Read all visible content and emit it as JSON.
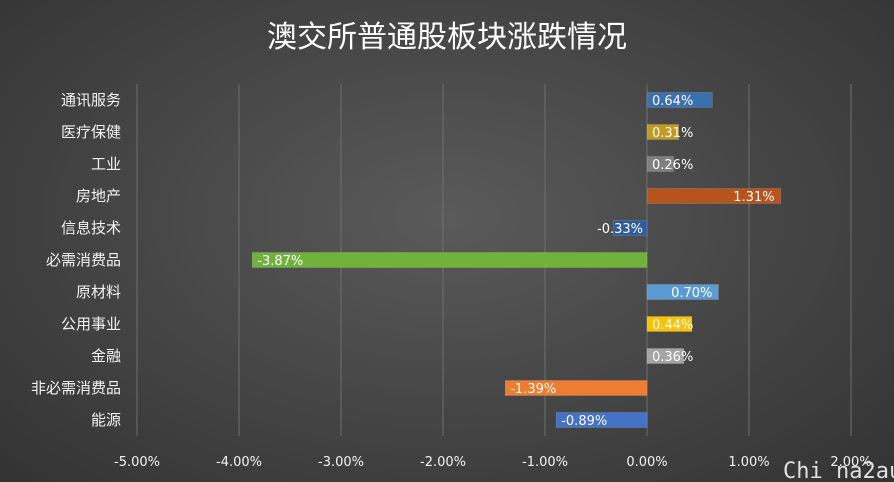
{
  "watermark": "Chi na2au",
  "chart_data": {
    "type": "bar",
    "orientation": "horizontal",
    "title": "澳交所普通股板块涨跌情况",
    "xlabel": "",
    "ylabel": "",
    "xlim": [
      -0.05,
      0.02
    ],
    "x_ticks": [
      -0.05,
      -0.04,
      -0.03,
      -0.02,
      -0.01,
      0,
      0.01,
      0.02
    ],
    "x_tick_labels": [
      "-5.00%",
      "-4.00%",
      "-3.00%",
      "-2.00%",
      "-1.00%",
      "0.00%",
      "1.00%",
      "2.00%"
    ],
    "grid": true,
    "legend": "none",
    "categories": [
      "通讯服务",
      "医疗保健",
      "工业",
      "房地产",
      "信息技术",
      "必需消费品",
      "原材料",
      "公用事业",
      "金融",
      "非必需消费品",
      "能源"
    ],
    "values": [
      0.0064,
      0.0031,
      0.0026,
      0.0131,
      -0.0033,
      -0.0387,
      0.007,
      0.0044,
      0.0036,
      -0.0139,
      -0.0089
    ],
    "data_labels": [
      "0.64%",
      "0.31%",
      "0.26%",
      "1.31%",
      "-0.33%",
      "-3.87%",
      "0.70%",
      "0.44%",
      "0.36%",
      "-1.39%",
      "-0.89%"
    ],
    "colors": [
      "#3a6fb0",
      "#c29a1e",
      "#7f7f7f",
      "#b5541c",
      "#2e5d9f",
      "#6fb23c",
      "#5b9bd5",
      "#ffc000",
      "#a5a5a5",
      "#ed7d31",
      "#4472c4"
    ]
  }
}
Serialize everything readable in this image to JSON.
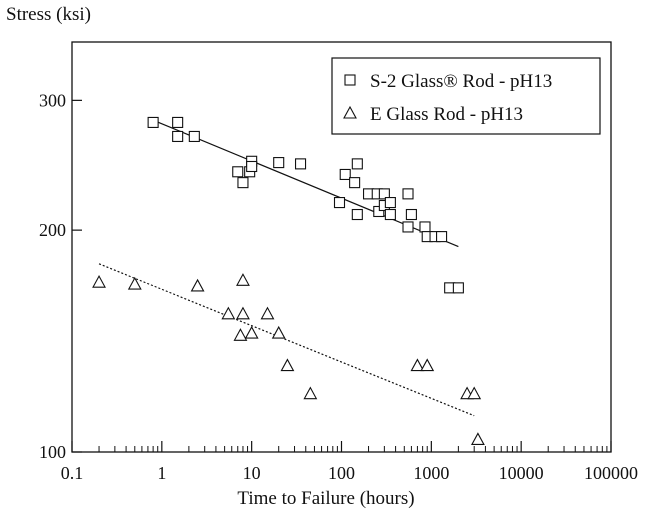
{
  "chart_data": {
    "type": "scatter",
    "ylabel": "Stress (ksi)",
    "xlabel": "Time to Failure (hours)",
    "x_scale": "log",
    "y_scale": "log",
    "xlim": [
      0.1,
      100000
    ],
    "ylim": [
      100,
      360
    ],
    "x_ticks": [
      "0.1",
      "1",
      "10",
      "100",
      "1000",
      "10000",
      "100000"
    ],
    "y_ticks": [
      "100",
      "200",
      "300"
    ],
    "grid": false,
    "legend_position": "top-right",
    "series": [
      {
        "name": "S-2 Glass® Rod - pH13",
        "marker": "square",
        "points": [
          [
            0.8,
            280
          ],
          [
            1.5,
            280
          ],
          [
            1.5,
            268
          ],
          [
            2.3,
            268
          ],
          [
            7,
            240
          ],
          [
            8,
            232
          ],
          [
            9.5,
            240
          ],
          [
            10,
            248
          ],
          [
            10,
            244
          ],
          [
            20,
            247
          ],
          [
            35,
            246
          ],
          [
            95,
            218
          ],
          [
            110,
            238
          ],
          [
            140,
            232
          ],
          [
            150,
            210
          ],
          [
            150,
            246
          ],
          [
            200,
            224
          ],
          [
            250,
            224
          ],
          [
            260,
            212
          ],
          [
            300,
            224
          ],
          [
            300,
            216
          ],
          [
            350,
            218
          ],
          [
            350,
            210
          ],
          [
            550,
            224
          ],
          [
            550,
            202
          ],
          [
            600,
            210
          ],
          [
            850,
            202
          ],
          [
            900,
            196
          ],
          [
            1100,
            196
          ],
          [
            1300,
            196
          ],
          [
            1600,
            167
          ],
          [
            2000,
            167
          ]
        ],
        "trend": {
          "x": [
            0.8,
            2000
          ],
          "y": [
            282,
            190
          ]
        }
      },
      {
        "name": "E Glass Rod - pH13",
        "marker": "triangle",
        "points": [
          [
            0.2,
            170
          ],
          [
            0.5,
            169
          ],
          [
            2.5,
            168
          ],
          [
            5.5,
            154
          ],
          [
            8,
            171
          ],
          [
            8,
            154
          ],
          [
            7.5,
            144
          ],
          [
            10,
            145
          ],
          [
            15,
            154
          ],
          [
            20,
            145
          ],
          [
            25,
            131
          ],
          [
            45,
            120
          ],
          [
            700,
            131
          ],
          [
            900,
            131
          ],
          [
            2500,
            120
          ],
          [
            3000,
            120
          ],
          [
            3300,
            104
          ]
        ],
        "trend": {
          "x": [
            0.2,
            3000
          ],
          "y": [
            180,
            112
          ]
        }
      }
    ]
  }
}
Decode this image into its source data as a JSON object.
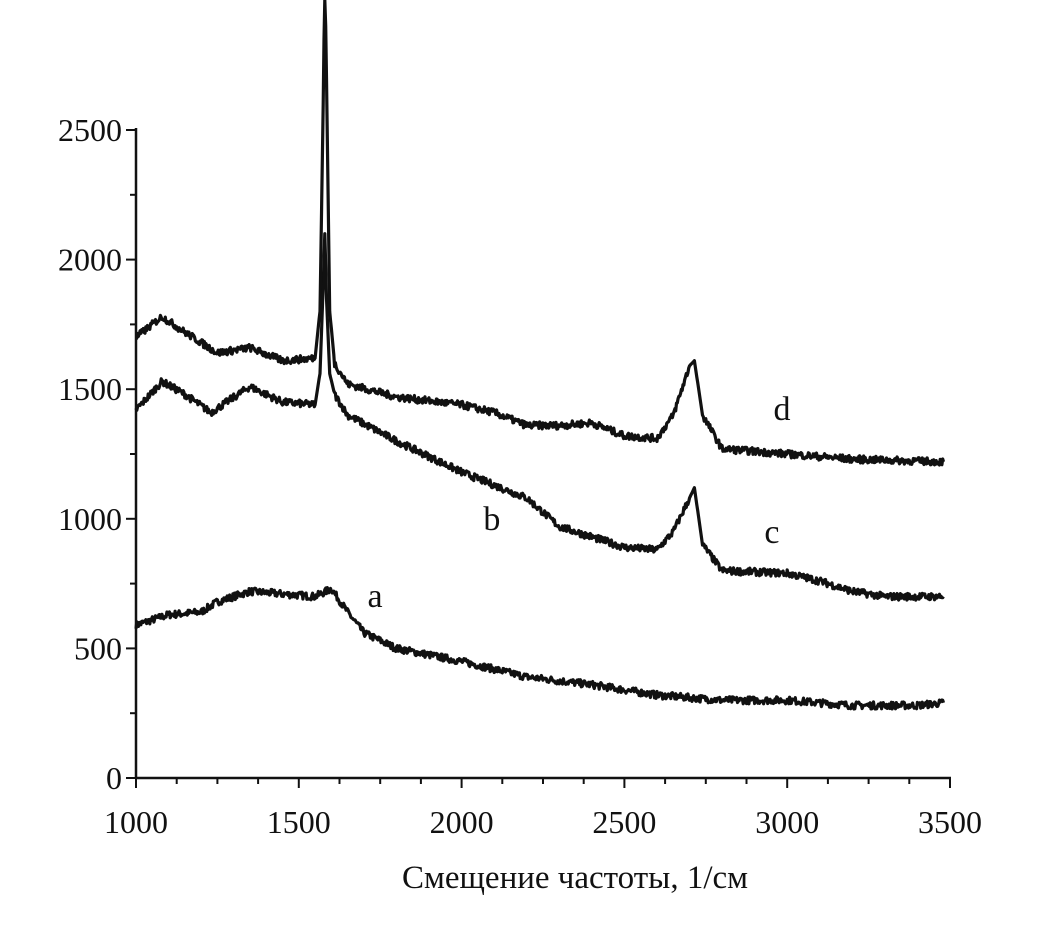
{
  "chart_data": {
    "type": "line",
    "title": "",
    "xlabel": "Смещение частоты, 1/см",
    "ylabel": "",
    "xlim": [
      1000,
      3500
    ],
    "ylim": [
      0,
      3000
    ],
    "grid": false,
    "x_ticks": [
      "1000",
      "1500",
      "2000",
      "2500",
      "3000",
      "3500"
    ],
    "y_ticks": [
      "0",
      "500",
      "1000",
      "1500",
      "2000",
      "2500"
    ],
    "line_color": "#111111",
    "series": [
      {
        "name": "a",
        "x": [
          1000,
          1100,
          1200,
          1250,
          1350,
          1450,
          1550,
          1600,
          1650,
          1700,
          1800,
          2000,
          2200,
          2400,
          2600,
          2800,
          3000,
          3200,
          3400,
          3480
        ],
        "y": [
          590,
          630,
          640,
          680,
          720,
          710,
          700,
          730,
          640,
          560,
          500,
          450,
          390,
          360,
          320,
          300,
          300,
          280,
          280,
          290
        ]
      },
      {
        "name": "b-c",
        "x": [
          1000,
          1080,
          1150,
          1230,
          1350,
          1450,
          1550,
          1565,
          1575,
          1580,
          1585,
          1595,
          1610,
          1650,
          1800,
          2000,
          2100,
          2200,
          2300,
          2400,
          2500,
          2600,
          2650,
          2700,
          2715,
          2740,
          2800,
          3000,
          3100,
          3200,
          3300,
          3480
        ],
        "y": [
          1420,
          1530,
          1480,
          1410,
          1510,
          1450,
          1440,
          1560,
          1900,
          2100,
          1850,
          1560,
          1480,
          1400,
          1300,
          1180,
          1130,
          1080,
          970,
          930,
          890,
          880,
          950,
          1080,
          1120,
          900,
          800,
          790,
          760,
          720,
          700,
          700
        ]
      },
      {
        "name": "d",
        "x": [
          1000,
          1080,
          1150,
          1250,
          1350,
          1450,
          1550,
          1565,
          1575,
          1580,
          1585,
          1595,
          1610,
          1650,
          1800,
          2000,
          2100,
          2200,
          2300,
          2400,
          2500,
          2600,
          2650,
          2700,
          2715,
          2740,
          2800,
          3000,
          3200,
          3480
        ],
        "y": [
          1700,
          1780,
          1720,
          1640,
          1660,
          1610,
          1620,
          1800,
          2600,
          3100,
          2700,
          1800,
          1600,
          1520,
          1470,
          1440,
          1410,
          1360,
          1360,
          1370,
          1320,
          1310,
          1400,
          1590,
          1610,
          1400,
          1270,
          1250,
          1230,
          1220
        ]
      }
    ],
    "annotations": [
      {
        "text": "a",
        "x": 1734,
        "y": 698
      },
      {
        "text": "b",
        "x": 2093,
        "y": 995
      },
      {
        "text": "c",
        "x": 2953,
        "y": 945
      },
      {
        "text": "d",
        "x": 2984,
        "y": 1420
      }
    ]
  }
}
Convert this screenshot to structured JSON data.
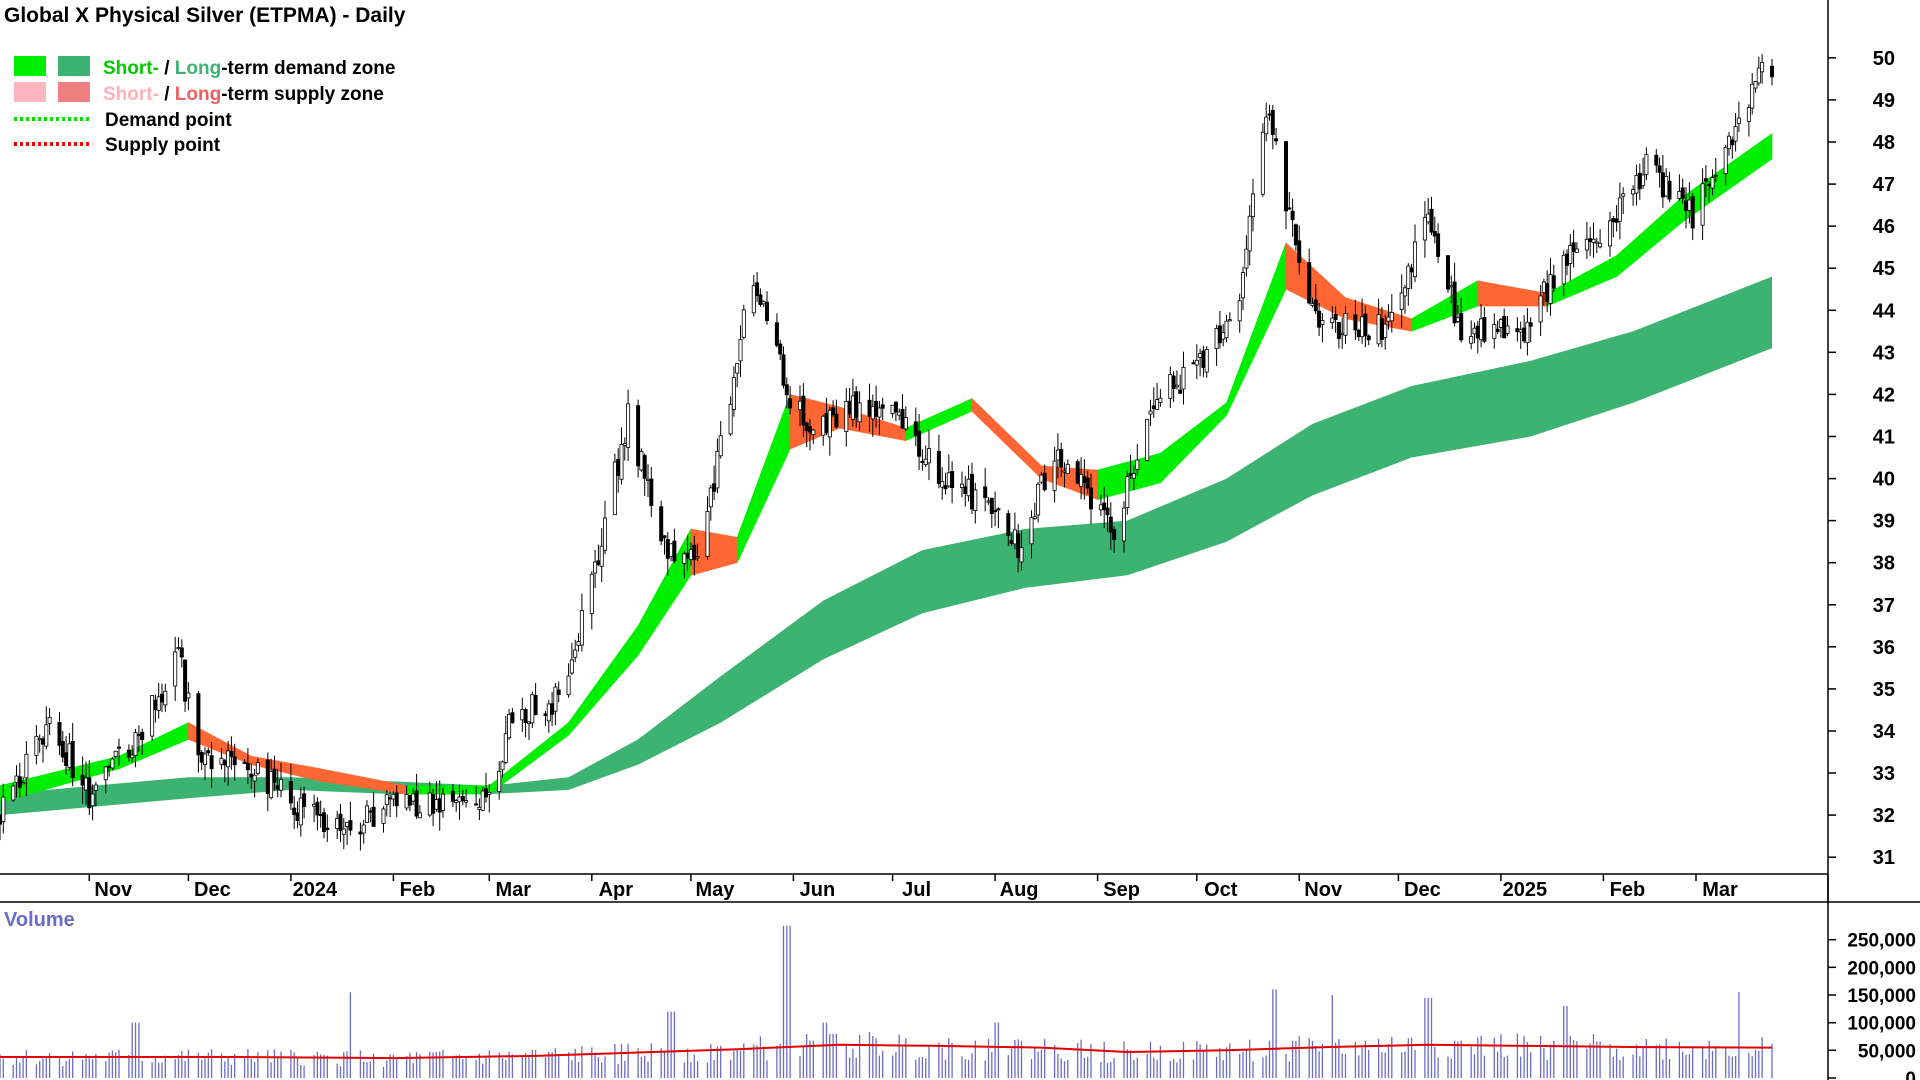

* [The problem]
Set the listing down in full and exactly. Pictures within it should not appear in the copy.

* [Answer to this task]
Read all visible content and emit it as JSON.
{
  "watermark": "Chi na2au",
  "chart_data": {
    "type": "bar",
    "orientation": "horizontal",
    "title": "澳交所普通股板块涨跌情况",
    "xlabel": "",
    "ylabel": "",
    "xlim": [
      -0.05,
      0.02
    ],
    "x_ticks": [
      -0.05,
      -0.04,
      -0.03,
      -0.02,
      -0.01,
      0,
      0.01,
      0.02
    ],
    "x_tick_labels": [
      "-5.00%",
      "-4.00%",
      "-3.00%",
      "-2.00%",
      "-1.00%",
      "0.00%",
      "1.00%",
      "2.00%"
    ],
    "grid": true,
    "legend": "none",
    "categories": [
      "通讯服务",
      "医疗保健",
      "工业",
      "房地产",
      "信息技术",
      "必需消费品",
      "原材料",
      "公用事业",
      "金融",
      "非必需消费品",
      "能源"
    ],
    "values": [
      0.0064,
      0.0031,
      0.0026,
      0.0131,
      -0.0033,
      -0.0387,
      0.007,
      0.0044,
      0.0036,
      -0.0139,
      -0.0089
    ],
    "data_labels": [
      "0.64%",
      "0.31%",
      "0.26%",
      "1.31%",
      "-0.33%",
      "-3.87%",
      "0.70%",
      "0.44%",
      "0.36%",
      "-1.39%",
      "-0.89%"
    ],
    "colors": [
      "#3a6fb0",
      "#c29a1e",
      "#7f7f7f",
      "#b5541c",
      "#2e5d9f",
      "#6fb23c",
      "#5b9bd5",
      "#ffc000",
      "#a5a5a5",
      "#ed7d31",
      "#4472c4"
    ]
  }
}
Serialize everything readable in this image to JSON.
{
  "chart_data": {
    "type": "scatter",
    "ylabel": "Stress (ksi)",
    "xlabel": "Time to Failure (hours)",
    "x_scale": "log",
    "y_scale": "log",
    "xlim": [
      0.1,
      100000
    ],
    "ylim": [
      100,
      360
    ],
    "x_ticks": [
      "0.1",
      "1",
      "10",
      "100",
      "1000",
      "10000",
      "100000"
    ],
    "y_ticks": [
      "100",
      "200",
      "300"
    ],
    "grid": false,
    "legend_position": "top-right",
    "series": [
      {
        "name": "S-2 Glass® Rod - pH13",
        "marker": "square",
        "points": [
          [
            0.8,
            280
          ],
          [
            1.5,
            280
          ],
          [
            1.5,
            268
          ],
          [
            2.3,
            268
          ],
          [
            7,
            240
          ],
          [
            8,
            232
          ],
          [
            9.5,
            240
          ],
          [
            10,
            248
          ],
          [
            10,
            244
          ],
          [
            20,
            247
          ],
          [
            35,
            246
          ],
          [
            95,
            218
          ],
          [
            110,
            238
          ],
          [
            140,
            232
          ],
          [
            150,
            210
          ],
          [
            150,
            246
          ],
          [
            200,
            224
          ],
          [
            250,
            224
          ],
          [
            260,
            212
          ],
          [
            300,
            224
          ],
          [
            300,
            216
          ],
          [
            350,
            218
          ],
          [
            350,
            210
          ],
          [
            550,
            224
          ],
          [
            550,
            202
          ],
          [
            600,
            210
          ],
          [
            850,
            202
          ],
          [
            900,
            196
          ],
          [
            1100,
            196
          ],
          [
            1300,
            196
          ],
          [
            1600,
            167
          ],
          [
            2000,
            167
          ]
        ],
        "trend": {
          "x": [
            0.8,
            2000
          ],
          "y": [
            282,
            190
          ]
        }
      },
      {
        "name": "E Glass Rod - pH13",
        "marker": "triangle",
        "points": [
          [
            0.2,
            170
          ],
          [
            0.5,
            169
          ],
          [
            2.5,
            168
          ],
          [
            5.5,
            154
          ],
          [
            8,
            171
          ],
          [
            8,
            154
          ],
          [
            7.5,
            144
          ],
          [
            10,
            145
          ],
          [
            15,
            154
          ],
          [
            20,
            145
          ],
          [
            25,
            131
          ],
          [
            45,
            120
          ],
          [
            700,
            131
          ],
          [
            900,
            131
          ],
          [
            2500,
            120
          ],
          [
            3000,
            120
          ],
          [
            3300,
            104
          ]
        ],
        "trend": {
          "x": [
            0.2,
            3000
          ],
          "y": [
            180,
            112
          ]
        }
      }
    ]
  }
}
Decode this image into its source data as a JSON object.
{
  "chart_data": {
    "type": "line",
    "title": "",
    "xlabel": "Смещение частоты, 1/см",
    "ylabel": "",
    "xlim": [
      1000,
      3500
    ],
    "ylim": [
      0,
      3000
    ],
    "grid": false,
    "x_ticks": [
      "1000",
      "1500",
      "2000",
      "2500",
      "3000",
      "3500"
    ],
    "y_ticks": [
      "0",
      "500",
      "1000",
      "1500",
      "2000",
      "2500"
    ],
    "line_color": "#111111",
    "series": [
      {
        "name": "a",
        "x": [
          1000,
          1100,
          1200,
          1250,
          1350,
          1450,
          1550,
          1600,
          1650,
          1700,
          1800,
          2000,
          2200,
          2400,
          2600,
          2800,
          3000,
          3200,
          3400,
          3480
        ],
        "y": [
          590,
          630,
          640,
          680,
          720,
          710,
          700,
          730,
          640,
          560,
          500,
          450,
          390,
          360,
          320,
          300,
          300,
          280,
          280,
          290
        ]
      },
      {
        "name": "b-c",
        "x": [
          1000,
          1080,
          1150,
          1230,
          1350,
          1450,
          1550,
          1565,
          1575,
          1580,
          1585,
          1595,
          1610,
          1650,
          1800,
          2000,
          2100,
          2200,
          2300,
          2400,
          2500,
          2600,
          2650,
          2700,
          2715,
          2740,
          2800,
          3000,
          3100,
          3200,
          3300,
          3480
        ],
        "y": [
          1420,
          1530,
          1480,
          1410,
          1510,
          1450,
          1440,
          1560,
          1900,
          2100,
          1850,
          1560,
          1480,
          1400,
          1300,
          1180,
          1130,
          1080,
          970,
          930,
          890,
          880,
          950,
          1080,
          1120,
          900,
          800,
          790,
          760,
          720,
          700,
          700
        ]
      },
      {
        "name": "d",
        "x": [
          1000,
          1080,
          1150,
          1250,
          1350,
          1450,
          1550,
          1565,
          1575,
          1580,
          1585,
          1595,
          1610,
          1650,
          1800,
          2000,
          2100,
          2200,
          2300,
          2400,
          2500,
          2600,
          2650,
          2700,
          2715,
          2740,
          2800,
          3000,
          3200,
          3480
        ],
        "y": [
          1700,
          1780,
          1720,
          1640,
          1660,
          1610,
          1620,
          1800,
          2600,
          3100,
          2700,
          1800,
          1600,
          1520,
          1470,
          1440,
          1410,
          1360,
          1360,
          1370,
          1320,
          1310,
          1400,
          1590,
          1610,
          1400,
          1270,
          1250,
          1230,
          1220
        ]
      }
    ],
    "annotations": [
      {
        "text": "a",
        "x": 1734,
        "y": 698
      },
      {
        "text": "b",
        "x": 2093,
        "y": 995
      },
      {
        "text": "c",
        "x": 2953,
        "y": 945
      },
      {
        "text": "d",
        "x": 2984,
        "y": 1420
      }
    ]
  }
}
Convert this screenshot to structured JSON data.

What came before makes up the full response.